*Entries:*

::::::::

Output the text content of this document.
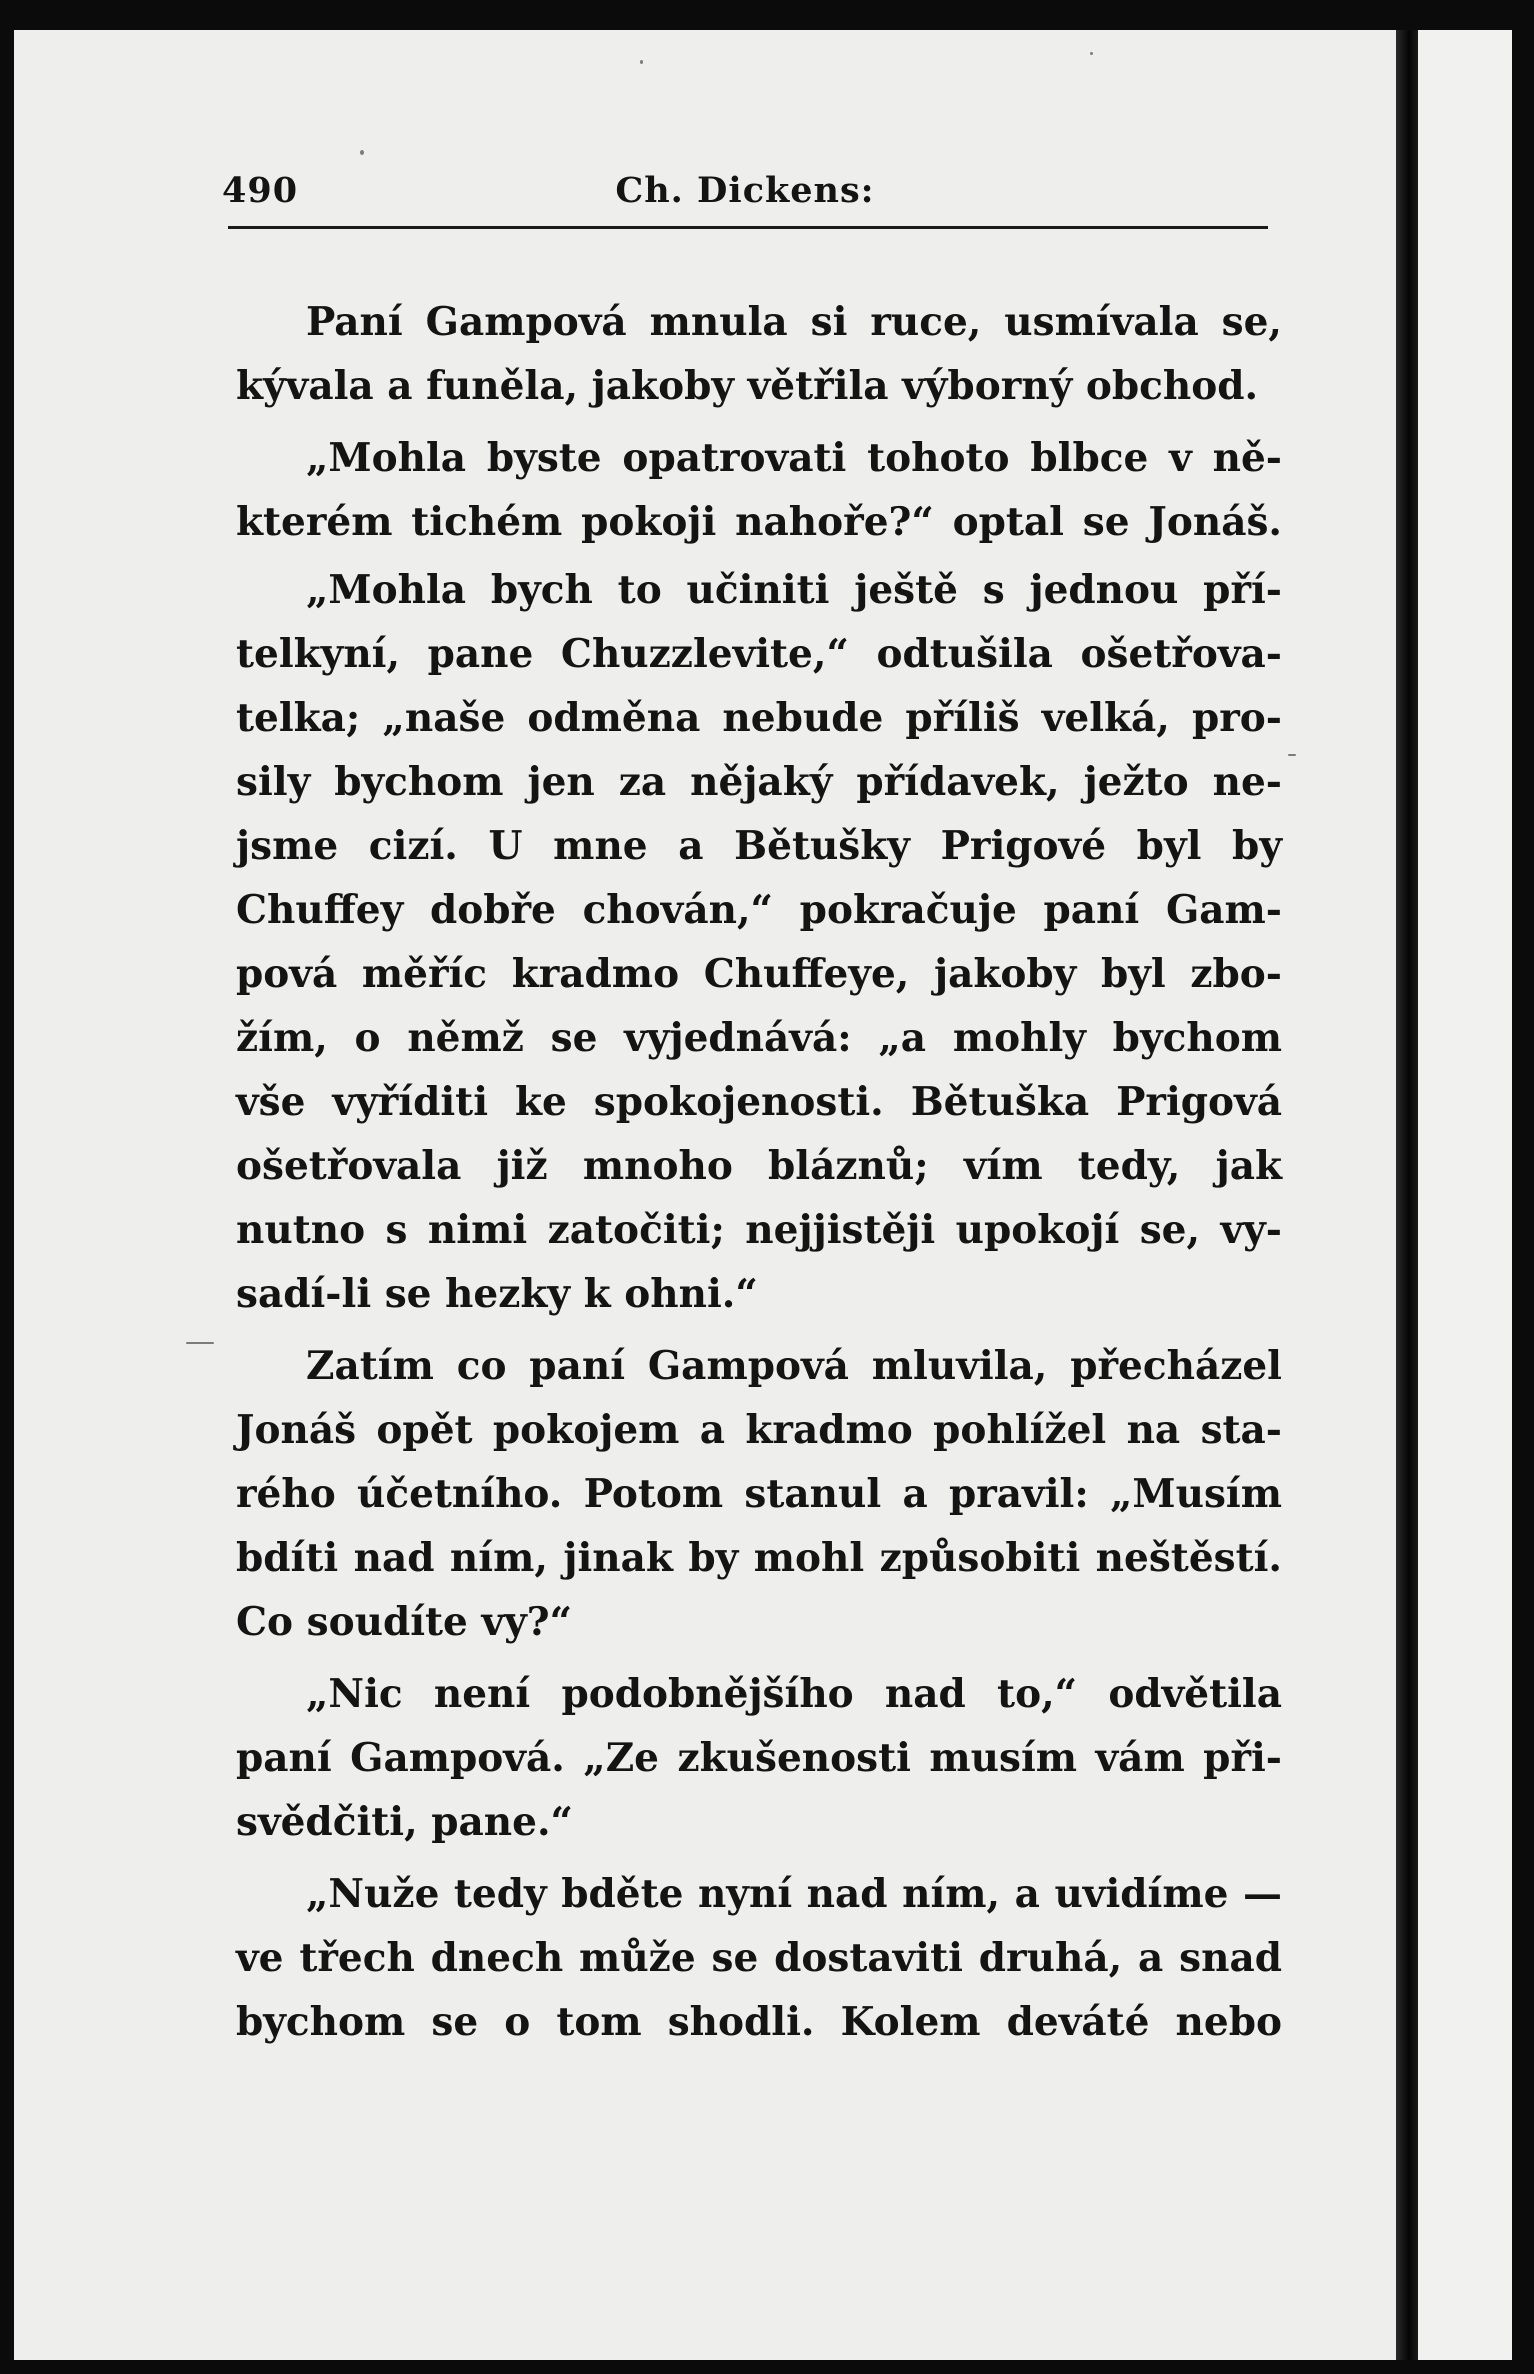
490	Ch. Dickens:
Paní Gampová mnula si ruce, usmívala se,
kývala a funěla, jakoby větřila výborný obchod.
„Mohla byste opatrovati tohoto blbce v ně-
kterém tichém pokoji nahoře?“ optal se Jonáš.
„Mohla bych to učiniti ještě s jednou pří-
telkyní, pane Chuzzlevite,“ odtušila ošetřova-
telka; „naše odměna nebude příliš velká, pro-
sily bychom jen za nějaký přídavek, ježto ne-
jsme cizí. U mne a Bětušky Prigové byl by
Chuffey dobře chován,“ pokračuje paní Gam-
pová měříc kradmo Chuffeye, jakoby byl zbo-
žím, o němž se vyjednává: „a mohly bychom
vše vyříditi ke spokojenosti. Bětuška Prigová
ošetřovala již mnoho bláznů; vím tedy, jak
nutno s nimi zatočiti; nejjistěji upokojí se, vy-
sadí-li se hezky k ohni.“
Zatím co paní Gampová mluvila, přecházel
Jonáš opět pokojem a kradmo pohlížel na sta-
rého účetního. Potom stanul a pravil: „Musím
bdíti nad ním, jinak by mohl způsobiti neštěstí.
Co soudíte vy?“
„Nic není podobnějšího nad to,“ odvětila
paní Gampová. „Ze zkušenosti musím vám při-
svědčiti, pane.“
„Nuže tedy bděte nyní nad ním, a uvidíme —
ve třech dnech může se dostaviti druhá, a snad
bychom se o tom shodli. Kolem deváté nebo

::::::::

*Required work:* Retype everything in the material word for word, minus pictures.

*The response:*
Output the text content of this document.
490	Ch. Dickens:
Paní Gampová mnula si ruce, usmívala se,
kývala a funěla, jakoby větřila výborný obchod.
„Mohla byste opatrovati tohoto blbce v ně-
kterém tichém pokoji nahoře?“ optal se Jonáš.
„Mohla bych to učiniti ještě s jednou pří-
telkyní, pane Chuzzlevite,“ odtušila ošetřova-
telka; „naše odměna nebude příliš velká, pro-
sily bychom jen za nějaký přídavek, ježto ne-
jsme cizí. U mne a Bětušky Prigové byl by
Chuffey dobře chován,“ pokračuje paní Gam-
pová měříc kradmo Chuffeye, jakoby byl zbo-
žím, o němž se vyjednává: „a mohly bychom
vše vyříditi ke spokojenosti. Bětuška Prigová
ošetřovala již mnoho bláznů; vím tedy, jak
nutno s nimi zatočiti; nejjistěji upokojí se, vy-
sadí-li se hezky k ohni.“
Zatím co paní Gampová mluvila, přecházel
Jonáš opět pokojem a kradmo pohlížel na sta-
rého účetního. Potom stanul a pravil: „Musím
bdíti nad ním, jinak by mohl způsobiti neštěstí.
Co soudíte vy?“
„Nic není podobnějšího nad to,“ odvětila
paní Gampová. „Ze zkušenosti musím vám při-
svědčiti, pane.“
„Nuže tedy bděte nyní nad ním, a uvidíme —
ve třech dnech může se dostaviti druhá, a snad
bychom se o tom shodli. Kolem deváté nebo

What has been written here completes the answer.